▸ **Exercise task**:
Write out every line below that includes the word "approved".

▸ **The data**:
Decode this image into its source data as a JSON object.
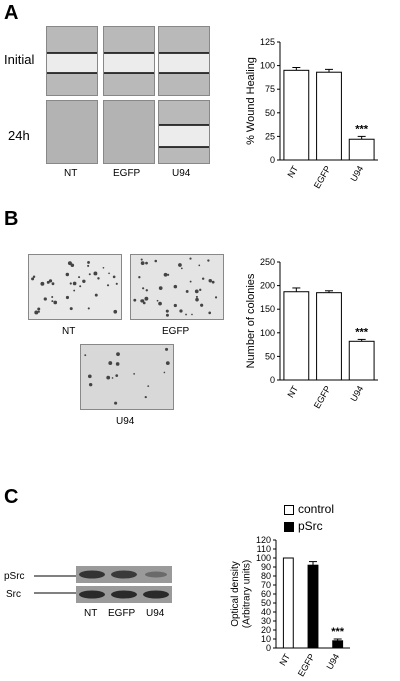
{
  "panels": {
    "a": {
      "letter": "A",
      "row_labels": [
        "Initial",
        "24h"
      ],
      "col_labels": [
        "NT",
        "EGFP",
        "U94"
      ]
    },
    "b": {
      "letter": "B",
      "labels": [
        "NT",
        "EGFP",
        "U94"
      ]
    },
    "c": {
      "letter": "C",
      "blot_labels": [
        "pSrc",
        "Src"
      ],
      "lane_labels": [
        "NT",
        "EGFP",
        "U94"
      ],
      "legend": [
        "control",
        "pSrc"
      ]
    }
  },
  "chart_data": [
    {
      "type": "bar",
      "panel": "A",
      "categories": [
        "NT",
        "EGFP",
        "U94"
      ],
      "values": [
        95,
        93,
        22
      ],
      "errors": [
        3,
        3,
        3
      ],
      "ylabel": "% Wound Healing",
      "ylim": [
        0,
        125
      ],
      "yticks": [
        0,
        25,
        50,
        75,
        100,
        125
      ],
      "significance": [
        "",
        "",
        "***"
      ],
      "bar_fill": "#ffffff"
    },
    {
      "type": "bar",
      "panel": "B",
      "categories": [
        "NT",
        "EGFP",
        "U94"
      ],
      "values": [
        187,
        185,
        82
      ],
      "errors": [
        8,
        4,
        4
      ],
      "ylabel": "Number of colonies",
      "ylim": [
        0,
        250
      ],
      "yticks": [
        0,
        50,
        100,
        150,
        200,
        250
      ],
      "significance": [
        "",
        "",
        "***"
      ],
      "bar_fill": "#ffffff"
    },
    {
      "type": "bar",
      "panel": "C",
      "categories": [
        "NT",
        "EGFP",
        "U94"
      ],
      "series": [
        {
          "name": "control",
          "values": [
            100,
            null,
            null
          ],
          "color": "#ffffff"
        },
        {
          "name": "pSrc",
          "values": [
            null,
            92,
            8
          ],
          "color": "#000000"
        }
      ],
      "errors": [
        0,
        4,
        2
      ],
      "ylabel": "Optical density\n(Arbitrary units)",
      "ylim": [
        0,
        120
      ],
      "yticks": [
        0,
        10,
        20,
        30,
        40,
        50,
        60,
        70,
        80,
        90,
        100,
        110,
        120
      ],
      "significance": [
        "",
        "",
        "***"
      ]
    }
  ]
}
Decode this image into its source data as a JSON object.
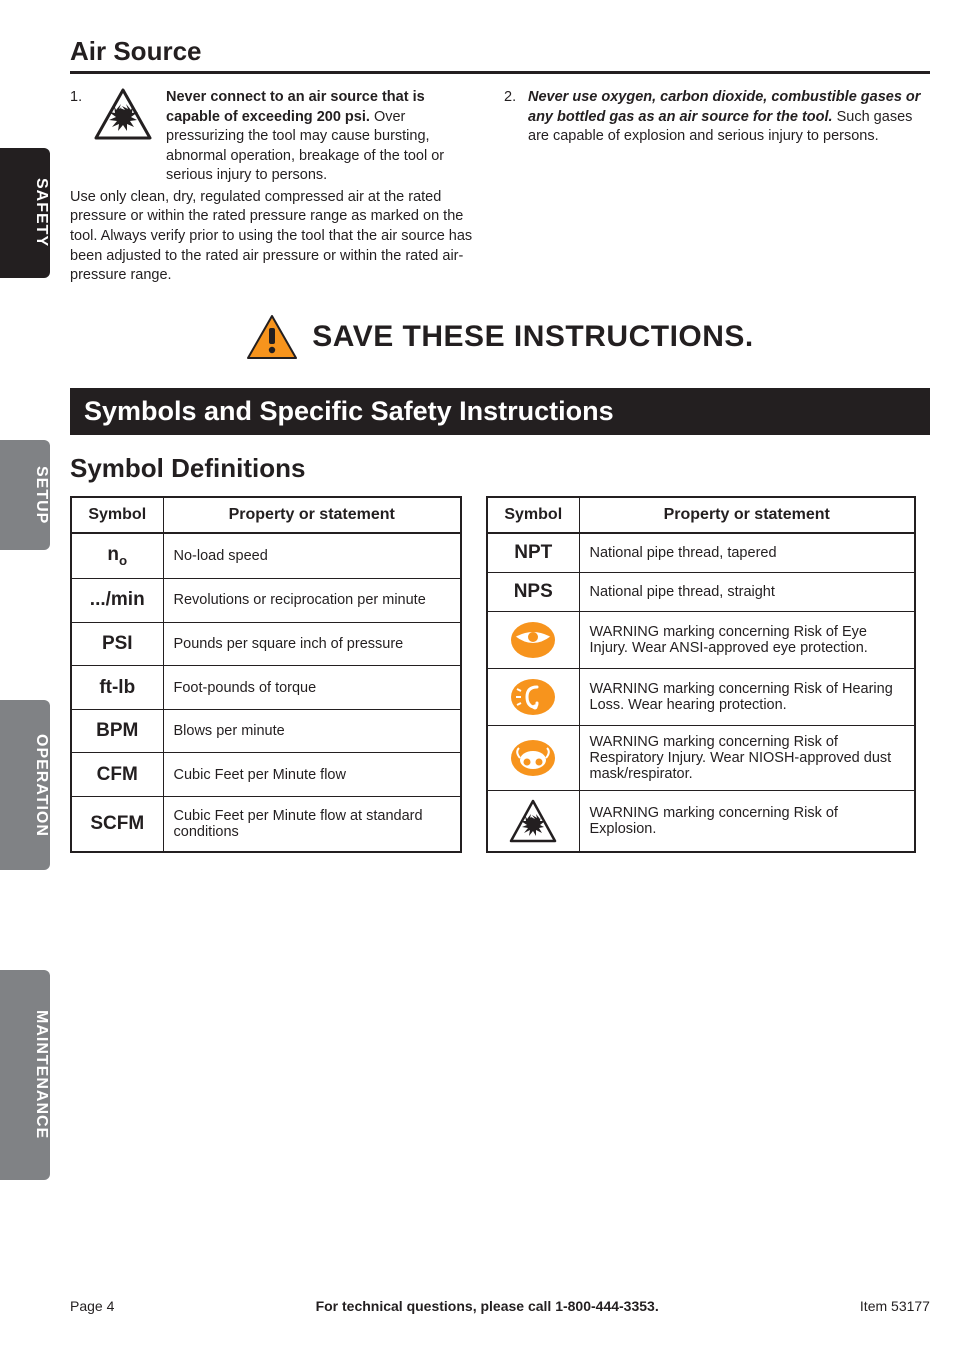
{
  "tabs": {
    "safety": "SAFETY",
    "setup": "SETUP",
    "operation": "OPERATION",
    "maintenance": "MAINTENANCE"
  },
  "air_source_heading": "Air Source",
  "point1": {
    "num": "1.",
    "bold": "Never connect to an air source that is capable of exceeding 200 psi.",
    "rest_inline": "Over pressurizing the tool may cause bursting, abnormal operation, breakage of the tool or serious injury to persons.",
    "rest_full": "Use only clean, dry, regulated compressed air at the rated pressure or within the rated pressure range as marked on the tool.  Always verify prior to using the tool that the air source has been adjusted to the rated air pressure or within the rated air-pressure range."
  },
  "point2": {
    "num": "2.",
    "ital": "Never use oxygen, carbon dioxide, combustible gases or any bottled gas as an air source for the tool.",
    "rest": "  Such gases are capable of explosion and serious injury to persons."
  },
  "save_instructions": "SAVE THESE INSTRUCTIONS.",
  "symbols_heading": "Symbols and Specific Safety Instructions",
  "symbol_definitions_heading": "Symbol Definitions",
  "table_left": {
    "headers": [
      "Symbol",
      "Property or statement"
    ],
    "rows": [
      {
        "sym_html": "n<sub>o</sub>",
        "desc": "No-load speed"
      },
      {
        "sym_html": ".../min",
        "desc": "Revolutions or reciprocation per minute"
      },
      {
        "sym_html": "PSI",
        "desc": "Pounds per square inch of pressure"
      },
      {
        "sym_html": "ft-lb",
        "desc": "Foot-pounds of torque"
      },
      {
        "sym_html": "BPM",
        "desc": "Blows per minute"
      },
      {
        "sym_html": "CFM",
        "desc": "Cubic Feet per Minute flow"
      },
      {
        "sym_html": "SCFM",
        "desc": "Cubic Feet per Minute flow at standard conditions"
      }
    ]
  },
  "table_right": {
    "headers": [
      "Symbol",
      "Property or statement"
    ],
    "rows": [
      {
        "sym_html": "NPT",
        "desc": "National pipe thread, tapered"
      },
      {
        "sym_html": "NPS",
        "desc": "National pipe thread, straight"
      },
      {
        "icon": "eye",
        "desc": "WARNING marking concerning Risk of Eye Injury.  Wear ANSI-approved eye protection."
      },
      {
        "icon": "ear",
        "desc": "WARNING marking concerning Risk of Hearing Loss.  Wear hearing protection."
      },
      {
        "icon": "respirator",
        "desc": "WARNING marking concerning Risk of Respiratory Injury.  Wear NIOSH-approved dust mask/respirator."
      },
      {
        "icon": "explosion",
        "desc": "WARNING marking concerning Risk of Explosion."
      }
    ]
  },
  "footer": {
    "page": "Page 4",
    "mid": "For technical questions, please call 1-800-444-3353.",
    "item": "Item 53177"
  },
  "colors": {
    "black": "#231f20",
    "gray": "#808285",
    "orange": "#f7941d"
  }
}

▸ **Exercise answer**:
        "desc": "WARNING marking concerning Risk of Eye Injury.  Wear ANSI-approved eye protection."
        "desc": "WARNING marking concerning Risk of Respiratory Injury.  Wear NIOSH-approved dust mask/respirator."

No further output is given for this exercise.